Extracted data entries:
□ □ □ □
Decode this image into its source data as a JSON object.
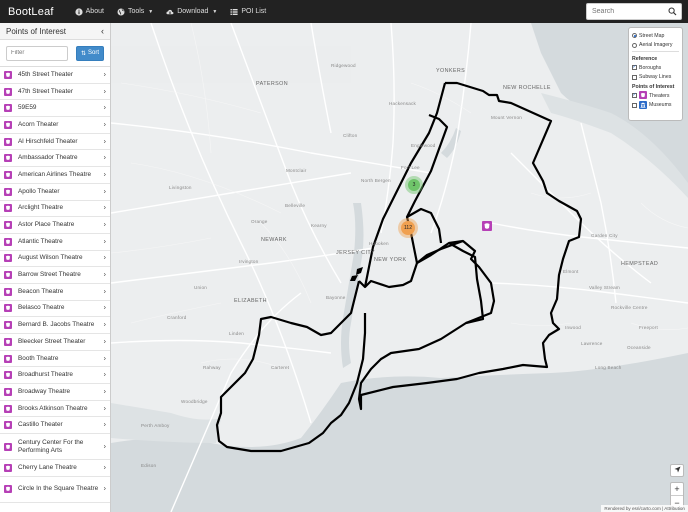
{
  "navbar": {
    "brand": "BootLeaf",
    "items": [
      {
        "label": "About",
        "icon": "info-icon"
      },
      {
        "label": "Tools",
        "icon": "globe-icon",
        "dropdown": true
      },
      {
        "label": "Download",
        "icon": "cloud-download-icon",
        "dropdown": true
      },
      {
        "label": "POI List",
        "icon": "list-icon"
      }
    ],
    "search_placeholder": "Search"
  },
  "sidebar": {
    "title": "Points of Interest",
    "filter_placeholder": "Filter",
    "sort_label": "Sort",
    "items": [
      "45th Street Theater",
      "47th Street Theater",
      "59E59",
      "Acorn Theater",
      "Al Hirschfeld Theater",
      "Ambassador Theatre",
      "American Airlines Theatre",
      "Apollo Theater",
      "Arclight Theatre",
      "Astor Place Theatre",
      "Atlantic Theatre",
      "August Wilson Theatre",
      "Barrow Street Theatre",
      "Beacon Theatre",
      "Belasco Theatre",
      "Bernard B. Jacobs Theatre",
      "Bleecker Street Theater",
      "Booth Theatre",
      "Broadhurst Theatre",
      "Broadway Theatre",
      "Brooks Atkinson Theatre",
      "Castillo Theater",
      "Century Center For the Performing Arts",
      "Cherry Lane Theatre",
      "Circle In the Square Theatre"
    ]
  },
  "layers": {
    "basemaps": [
      {
        "label": "Street Map",
        "selected": true
      },
      {
        "label": "Aerial Imagery",
        "selected": false
      }
    ],
    "reference_title": "Reference",
    "reference": [
      {
        "label": "Boroughs",
        "checked": true
      },
      {
        "label": "Subway Lines",
        "checked": false
      }
    ],
    "poi_title": "Points of Interest",
    "poi": [
      {
        "label": "Theaters",
        "checked": true,
        "icon": "theater-icon"
      },
      {
        "label": "Museums",
        "checked": false,
        "icon": "museum-icon"
      }
    ]
  },
  "map": {
    "clusters": [
      {
        "count": "3",
        "color": "#6fc46a"
      },
      {
        "count": "112",
        "color": "#f0a050"
      }
    ],
    "places": [
      "YONKERS",
      "NEW ROCHELLE",
      "PATERSON",
      "NEWARK",
      "JERSEY CITY",
      "NEW YORK",
      "ELIZABETH",
      "HEMPSTEAD",
      "Clifton",
      "North Bergen",
      "Livingston",
      "Union",
      "Linden",
      "Rahway",
      "Carteret",
      "Hackensack",
      "Long Beach",
      "Garden City",
      "Mount Vernon",
      "Hoboken",
      "Bayonne",
      "Kearny",
      "Belleville",
      "Valley Stream",
      "Rockville Centre",
      "Freeport",
      "Fort Lee",
      "Englewood",
      "Ridgewood",
      "Montclair",
      "Orange",
      "Irvington",
      "Cranford",
      "Woodbridge",
      "Perth Amboy",
      "Elmont",
      "Oceanside",
      "Inwood",
      "Lawrence",
      "Edison"
    ],
    "attribution": "Rendered by esri/carto.com | Attribution"
  },
  "colors": {
    "navbar": "#222222",
    "accent": "#428bca",
    "theater_marker": "#b640b6",
    "borough_line": "#000000"
  }
}
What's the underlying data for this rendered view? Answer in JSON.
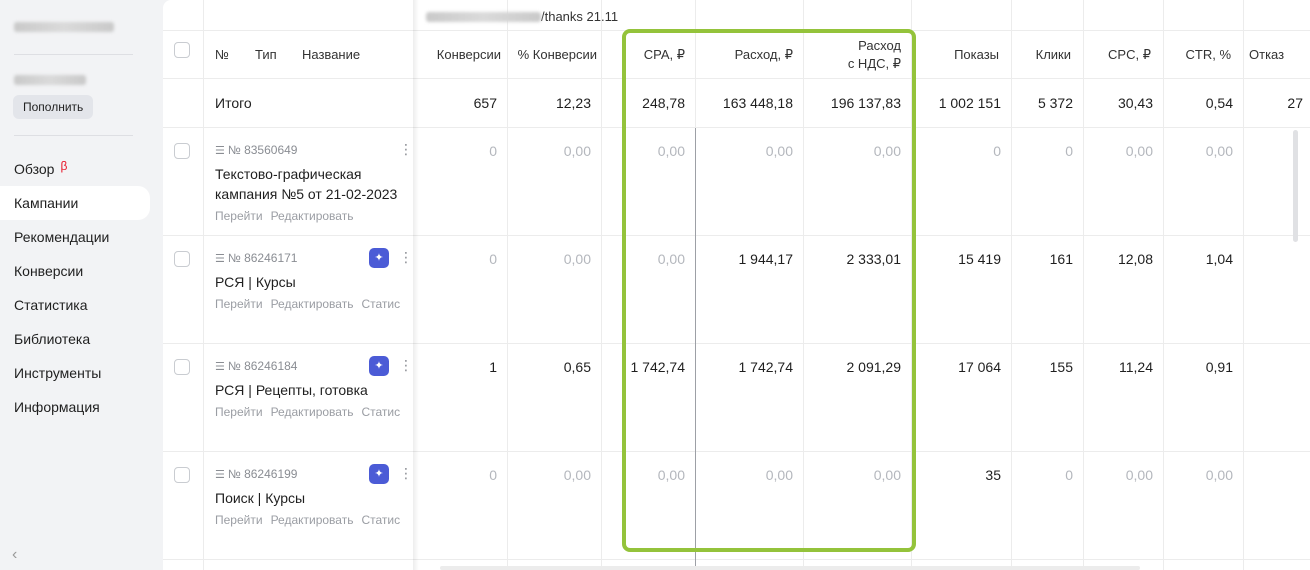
{
  "sidebar": {
    "account_name": "galaxian 13100",
    "balance": "",
    "topup_label": "Пополнить",
    "nav": [
      {
        "label": "Обзор",
        "badge": "β"
      },
      {
        "label": "Кампании"
      },
      {
        "label": "Рекомендации"
      },
      {
        "label": "Конверсии"
      },
      {
        "label": "Статистика"
      },
      {
        "label": "Библиотека"
      },
      {
        "label": "Инструменты"
      },
      {
        "label": "Информация"
      }
    ],
    "collapse_icon": "‹"
  },
  "goal": {
    "label": "/thanks 21.11"
  },
  "columns": {
    "number": "№",
    "type": "Тип",
    "name": "Название",
    "conversions": "Конверсии",
    "conv_rate": "% Конверсии",
    "cpa": "CPA, ₽",
    "spend": "Расход, ₽",
    "spend_vat_1": "Расход",
    "spend_vat_2": "с НДС, ₽",
    "impressions": "Показы",
    "clicks": "Клики",
    "cpc": "CPC, ₽",
    "ctr": "CTR, %",
    "bounce": "Отказ"
  },
  "total": {
    "label": "Итого",
    "conversions": "657",
    "conv_rate": "12,23",
    "cpa": "248,78",
    "spend": "163 448,18",
    "spend_vat": "196 137,83",
    "impressions": "1 002 151",
    "clicks": "5 372",
    "cpc": "30,43",
    "ctr": "0,54",
    "bounce": "27"
  },
  "links": {
    "go": "Перейти",
    "edit": "Редактировать",
    "stats": "Статис"
  },
  "campaigns": [
    {
      "id": "№ 83560649",
      "name_1": "Текстово-графическая",
      "name_2": "кампания №5 от 21-02-2023",
      "conversions": "0",
      "conv_rate": "0,00",
      "cpa": "0,00",
      "spend": "0,00",
      "spend_vat": "0,00",
      "impressions": "0",
      "clicks": "0",
      "cpc": "0,00",
      "ctr": "0,00"
    },
    {
      "id": "№ 86246171",
      "name_1": "РСЯ | Курсы",
      "name_2": "",
      "conversions": "0",
      "conv_rate": "0,00",
      "cpa": "0,00",
      "spend": "1 944,17",
      "spend_vat": "2 333,01",
      "impressions": "15 419",
      "clicks": "161",
      "cpc": "12,08",
      "ctr": "1,04"
    },
    {
      "id": "№ 86246184",
      "name_1": "РСЯ | Рецепты, готовка",
      "name_2": "",
      "conversions": "1",
      "conv_rate": "0,65",
      "cpa": "1 742,74",
      "spend": "1 742,74",
      "spend_vat": "2 091,29",
      "impressions": "17 064",
      "clicks": "155",
      "cpc": "11,24",
      "ctr": "0,91"
    },
    {
      "id": "№ 86246199",
      "name_1": "Поиск | Курсы",
      "name_2": "",
      "conversions": "0",
      "conv_rate": "0,00",
      "cpa": "0,00",
      "spend": "0,00",
      "spend_vat": "0,00",
      "impressions": "35",
      "clicks": "0",
      "cpc": "0,00",
      "ctr": "0,00"
    }
  ],
  "icons": {
    "type": "text-campaign-icon",
    "sparkle": "sparkle-icon",
    "kebab": "kebab-menu-icon"
  },
  "colors": {
    "highlight": "#94c33b",
    "sparkle_bg": "#4b5bd6",
    "beta": "#e8192c"
  }
}
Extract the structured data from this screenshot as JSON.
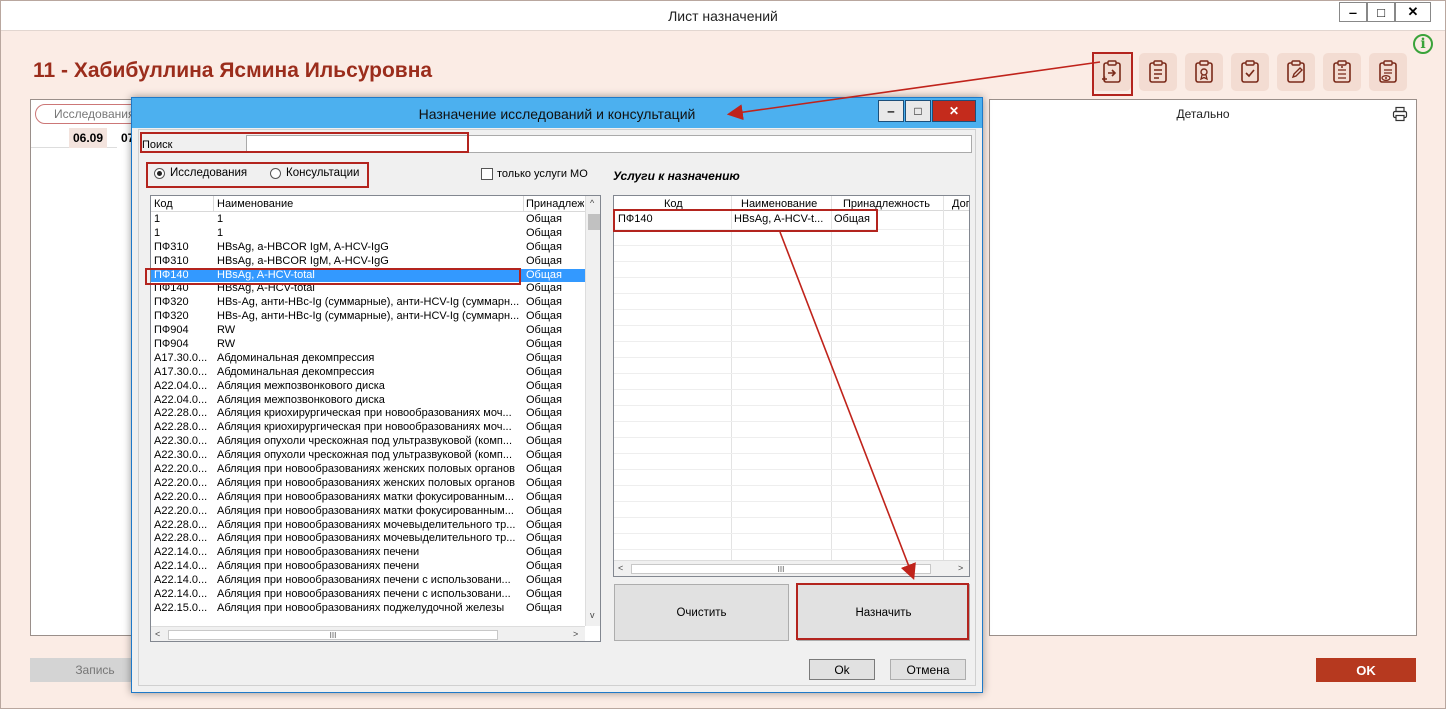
{
  "window": {
    "title": "Лист назначений",
    "minimize": "‒",
    "maximize": "□",
    "close": "✕"
  },
  "patient": {
    "name": "11 - Хабибуллина Ясмина Ильсуровна"
  },
  "left_panel": {
    "tab_label": "Исследования",
    "dates": [
      "06.09",
      "07"
    ]
  },
  "right_panel": {
    "detail_label": "Детально"
  },
  "bottom": {
    "record_label": "Запись",
    "ok_label": "OK"
  },
  "colors": {
    "accent": "#b6391f",
    "title_text": "#9b2d1c",
    "dialog_titlebar": "#4cb0ef",
    "highlight": "#b3241e",
    "selection": "#3399ff"
  },
  "toolbar_icons": [
    "clipboard-assign-icon",
    "clipboard-add-icon",
    "clipboard-medal-icon",
    "clipboard-check-icon",
    "clipboard-edit-icon",
    "clipboard-list-icon",
    "clipboard-view-icon"
  ],
  "dialog": {
    "title": "Назначение исследований и консультаций",
    "search": {
      "label": "Поиск",
      "value": ""
    },
    "radio": {
      "research": "Исследования",
      "consult": "Консультации",
      "selected": "research"
    },
    "mo_only_label": "только услуги МО",
    "list": {
      "headers": [
        "Код",
        "Наименование",
        "Принадлеж"
      ],
      "rows": [
        [
          "1",
          "1",
          "Общая"
        ],
        [
          "1",
          "1",
          "Общая"
        ],
        [
          "ПФ310",
          "HBsAg, a-HBCOR IgM, A-HCV-IgG",
          "Общая"
        ],
        [
          "ПФ310",
          "HBsAg, a-HBCOR IgM, A-HCV-IgG",
          "Общая"
        ],
        [
          "ПФ140",
          "HBsAg, A-HCV-total",
          "Общая"
        ],
        [
          "ПФ140",
          "HBsAg, A-HCV-total",
          "Общая"
        ],
        [
          "ПФ320",
          "HBs-Ag, анти-HBc-Ig (суммарные), анти-HCV-Ig (суммарн...",
          "Общая"
        ],
        [
          "ПФ320",
          "HBs-Ag, анти-HBc-Ig (суммарные), анти-HCV-Ig (суммарн...",
          "Общая"
        ],
        [
          "ПФ904",
          "RW",
          "Общая"
        ],
        [
          "ПФ904",
          "RW",
          "Общая"
        ],
        [
          "A17.30.0...",
          "Абдоминальная декомпрессия",
          "Общая"
        ],
        [
          "A17.30.0...",
          "Абдоминальная декомпрессия",
          "Общая"
        ],
        [
          "A22.04.0...",
          "Абляция межпозвонкового диска",
          "Общая"
        ],
        [
          "A22.04.0...",
          "Абляция межпозвонкового диска",
          "Общая"
        ],
        [
          "A22.28.0...",
          "Абляция криохирургическая при новообразованиях моч...",
          "Общая"
        ],
        [
          "A22.28.0...",
          "Абляция криохирургическая при новообразованиях моч...",
          "Общая"
        ],
        [
          "A22.30.0...",
          "Абляция опухоли чрескожная под ультразвуковой (комп...",
          "Общая"
        ],
        [
          "A22.30.0...",
          "Абляция опухоли чрескожная под ультразвуковой (комп...",
          "Общая"
        ],
        [
          "A22.20.0...",
          "Абляция при новообразованиях женских половых органов",
          "Общая"
        ],
        [
          "A22.20.0...",
          "Абляция при новообразованиях женских половых органов",
          "Общая"
        ],
        [
          "A22.20.0...",
          "Абляция при новообразованиях матки фокусированным...",
          "Общая"
        ],
        [
          "A22.20.0...",
          "Абляция при новообразованиях матки фокусированным...",
          "Общая"
        ],
        [
          "A22.28.0...",
          "Абляция при новообразованиях мочевыделительного тр...",
          "Общая"
        ],
        [
          "A22.28.0...",
          "Абляция при новообразованиях мочевыделительного тр...",
          "Общая"
        ],
        [
          "A22.14.0...",
          "Абляция при новообразованиях печени",
          "Общая"
        ],
        [
          "A22.14.0...",
          "Абляция при новообразованиях печени",
          "Общая"
        ],
        [
          "A22.14.0...",
          "Абляция при новообразованиях печени с использовани...",
          "Общая"
        ],
        [
          "A22.14.0...",
          "Абляция при новообразованиях печени с использовани...",
          "Общая"
        ],
        [
          "A22.15.0...",
          "Абляция при новообразованиях поджелудочной железы",
          "Общая"
        ]
      ],
      "selected_index": 4,
      "scroll_left": "<",
      "scroll_right": ">",
      "scroll_up": "^",
      "scroll_down": "v",
      "scroll_thumb": "III"
    },
    "assign": {
      "title": "Услуги к назначению",
      "headers": [
        "Код",
        "Наименование",
        "Принадлежность",
        "Доп"
      ],
      "rows": [
        [
          "ПФ140",
          "HBsAg, A-HCV-t...",
          "Общая"
        ]
      ],
      "scroll_thumb": "III"
    },
    "clear_label": "Очистить",
    "assign_label": "Назначить",
    "ok_label": "Ok",
    "cancel_label": "Отмена"
  }
}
□ □ □ □
Your instructions:
Select every line of the records holding the string "clipboard".

Problem solution:
    "clipboard-assign-icon",
    "clipboard-add-icon",
    "clipboard-medal-icon",
    "clipboard-check-icon",
    "clipboard-edit-icon",
    "clipboard-list-icon",
    "clipboard-view-icon"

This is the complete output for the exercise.